What is expected:
From the listing below, return each line that includes "source".

Working data:
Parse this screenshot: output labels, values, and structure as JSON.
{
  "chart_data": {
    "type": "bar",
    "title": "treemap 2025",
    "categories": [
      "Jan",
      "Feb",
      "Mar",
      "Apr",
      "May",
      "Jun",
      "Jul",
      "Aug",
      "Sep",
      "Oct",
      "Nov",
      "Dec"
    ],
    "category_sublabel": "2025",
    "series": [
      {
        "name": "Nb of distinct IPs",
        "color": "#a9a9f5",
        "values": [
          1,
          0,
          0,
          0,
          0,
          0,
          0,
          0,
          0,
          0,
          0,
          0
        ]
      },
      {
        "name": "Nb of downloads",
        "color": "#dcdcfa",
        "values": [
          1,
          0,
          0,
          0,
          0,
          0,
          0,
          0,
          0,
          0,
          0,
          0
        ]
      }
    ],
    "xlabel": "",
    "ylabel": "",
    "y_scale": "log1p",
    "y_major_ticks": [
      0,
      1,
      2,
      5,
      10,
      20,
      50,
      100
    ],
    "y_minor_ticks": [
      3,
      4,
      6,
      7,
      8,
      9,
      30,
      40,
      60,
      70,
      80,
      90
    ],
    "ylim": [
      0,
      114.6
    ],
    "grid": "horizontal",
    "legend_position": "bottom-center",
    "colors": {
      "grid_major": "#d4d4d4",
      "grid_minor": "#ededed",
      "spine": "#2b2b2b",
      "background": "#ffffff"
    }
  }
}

==

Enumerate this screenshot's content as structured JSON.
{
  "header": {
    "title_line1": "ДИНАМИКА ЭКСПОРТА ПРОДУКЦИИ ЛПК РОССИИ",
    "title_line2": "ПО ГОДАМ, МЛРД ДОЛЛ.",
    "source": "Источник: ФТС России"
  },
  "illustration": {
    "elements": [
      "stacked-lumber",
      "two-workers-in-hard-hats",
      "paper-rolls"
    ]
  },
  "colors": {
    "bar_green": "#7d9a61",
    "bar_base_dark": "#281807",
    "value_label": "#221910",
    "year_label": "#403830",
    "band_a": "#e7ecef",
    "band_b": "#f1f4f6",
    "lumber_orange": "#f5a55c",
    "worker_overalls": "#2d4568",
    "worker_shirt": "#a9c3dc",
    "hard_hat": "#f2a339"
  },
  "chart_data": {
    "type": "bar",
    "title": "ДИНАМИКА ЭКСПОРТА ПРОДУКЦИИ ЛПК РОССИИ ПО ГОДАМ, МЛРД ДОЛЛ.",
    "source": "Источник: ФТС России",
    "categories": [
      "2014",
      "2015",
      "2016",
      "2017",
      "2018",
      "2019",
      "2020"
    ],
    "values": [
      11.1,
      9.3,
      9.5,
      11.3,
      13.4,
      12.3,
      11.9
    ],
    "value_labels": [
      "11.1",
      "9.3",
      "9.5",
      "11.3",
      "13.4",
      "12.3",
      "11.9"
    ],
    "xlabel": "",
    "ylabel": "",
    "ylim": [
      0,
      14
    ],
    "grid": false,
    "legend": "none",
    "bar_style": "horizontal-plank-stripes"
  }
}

--

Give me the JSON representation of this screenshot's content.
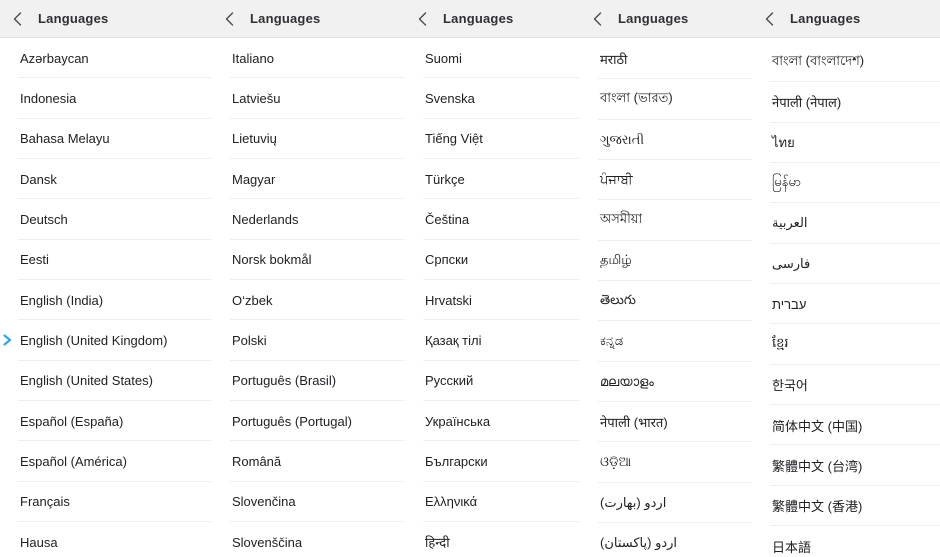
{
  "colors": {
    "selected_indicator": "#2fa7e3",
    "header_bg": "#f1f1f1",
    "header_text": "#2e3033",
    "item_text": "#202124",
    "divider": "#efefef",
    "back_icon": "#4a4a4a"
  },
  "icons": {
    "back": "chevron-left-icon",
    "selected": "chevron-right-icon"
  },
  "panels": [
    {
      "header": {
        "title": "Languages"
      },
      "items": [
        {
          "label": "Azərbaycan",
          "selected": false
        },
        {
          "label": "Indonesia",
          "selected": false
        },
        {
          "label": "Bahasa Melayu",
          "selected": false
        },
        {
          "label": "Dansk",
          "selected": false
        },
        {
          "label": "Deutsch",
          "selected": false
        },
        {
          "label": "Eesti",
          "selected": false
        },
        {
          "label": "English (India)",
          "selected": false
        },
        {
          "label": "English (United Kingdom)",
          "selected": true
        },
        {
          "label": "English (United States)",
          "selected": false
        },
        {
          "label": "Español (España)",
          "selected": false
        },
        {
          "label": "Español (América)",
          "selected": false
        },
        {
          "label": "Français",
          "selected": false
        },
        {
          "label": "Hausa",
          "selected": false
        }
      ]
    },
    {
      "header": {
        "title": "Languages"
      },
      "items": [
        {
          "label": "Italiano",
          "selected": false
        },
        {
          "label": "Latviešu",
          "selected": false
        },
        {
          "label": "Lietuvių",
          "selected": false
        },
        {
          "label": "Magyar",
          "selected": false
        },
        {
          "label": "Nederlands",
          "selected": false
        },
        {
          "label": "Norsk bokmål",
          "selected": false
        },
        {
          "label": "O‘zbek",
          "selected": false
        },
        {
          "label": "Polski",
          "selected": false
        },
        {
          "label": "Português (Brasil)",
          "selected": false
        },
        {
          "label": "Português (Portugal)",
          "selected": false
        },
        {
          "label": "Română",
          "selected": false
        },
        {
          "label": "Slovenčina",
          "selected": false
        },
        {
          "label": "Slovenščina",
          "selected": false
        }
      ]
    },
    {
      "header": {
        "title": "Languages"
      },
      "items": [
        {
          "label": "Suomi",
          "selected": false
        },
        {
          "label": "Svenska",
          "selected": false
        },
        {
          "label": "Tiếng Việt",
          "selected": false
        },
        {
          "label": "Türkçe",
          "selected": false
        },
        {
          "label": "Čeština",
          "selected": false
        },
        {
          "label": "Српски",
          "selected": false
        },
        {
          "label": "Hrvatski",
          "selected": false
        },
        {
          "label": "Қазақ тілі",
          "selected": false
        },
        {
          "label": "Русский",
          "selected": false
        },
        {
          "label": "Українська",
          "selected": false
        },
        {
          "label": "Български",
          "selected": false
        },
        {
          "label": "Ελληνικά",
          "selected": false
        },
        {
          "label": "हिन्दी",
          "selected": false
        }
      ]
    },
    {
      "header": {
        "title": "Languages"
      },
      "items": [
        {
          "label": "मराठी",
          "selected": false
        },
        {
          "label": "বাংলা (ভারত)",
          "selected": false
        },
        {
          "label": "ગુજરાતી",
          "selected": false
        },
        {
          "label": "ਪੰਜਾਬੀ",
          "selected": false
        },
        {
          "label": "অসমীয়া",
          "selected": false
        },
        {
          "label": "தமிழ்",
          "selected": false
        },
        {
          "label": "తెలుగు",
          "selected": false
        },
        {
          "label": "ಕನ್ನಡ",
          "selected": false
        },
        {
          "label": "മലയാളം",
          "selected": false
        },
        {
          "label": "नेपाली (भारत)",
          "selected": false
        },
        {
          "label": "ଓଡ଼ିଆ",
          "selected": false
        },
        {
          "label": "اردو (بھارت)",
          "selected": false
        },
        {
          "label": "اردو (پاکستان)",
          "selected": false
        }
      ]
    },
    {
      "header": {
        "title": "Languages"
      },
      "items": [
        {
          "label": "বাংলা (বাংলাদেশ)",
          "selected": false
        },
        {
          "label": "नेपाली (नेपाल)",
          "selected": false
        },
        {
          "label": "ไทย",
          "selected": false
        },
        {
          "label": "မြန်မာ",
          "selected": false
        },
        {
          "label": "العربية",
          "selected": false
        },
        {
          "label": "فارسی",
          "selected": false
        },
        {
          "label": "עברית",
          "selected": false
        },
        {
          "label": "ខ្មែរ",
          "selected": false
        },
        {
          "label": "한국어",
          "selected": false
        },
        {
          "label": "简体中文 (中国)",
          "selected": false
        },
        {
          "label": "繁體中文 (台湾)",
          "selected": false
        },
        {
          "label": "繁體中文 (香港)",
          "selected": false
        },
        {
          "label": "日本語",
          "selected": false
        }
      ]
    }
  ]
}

Answer to this exercise:
    "source": "Источник: ФТС России"
    "source": "Источник: ФТС России",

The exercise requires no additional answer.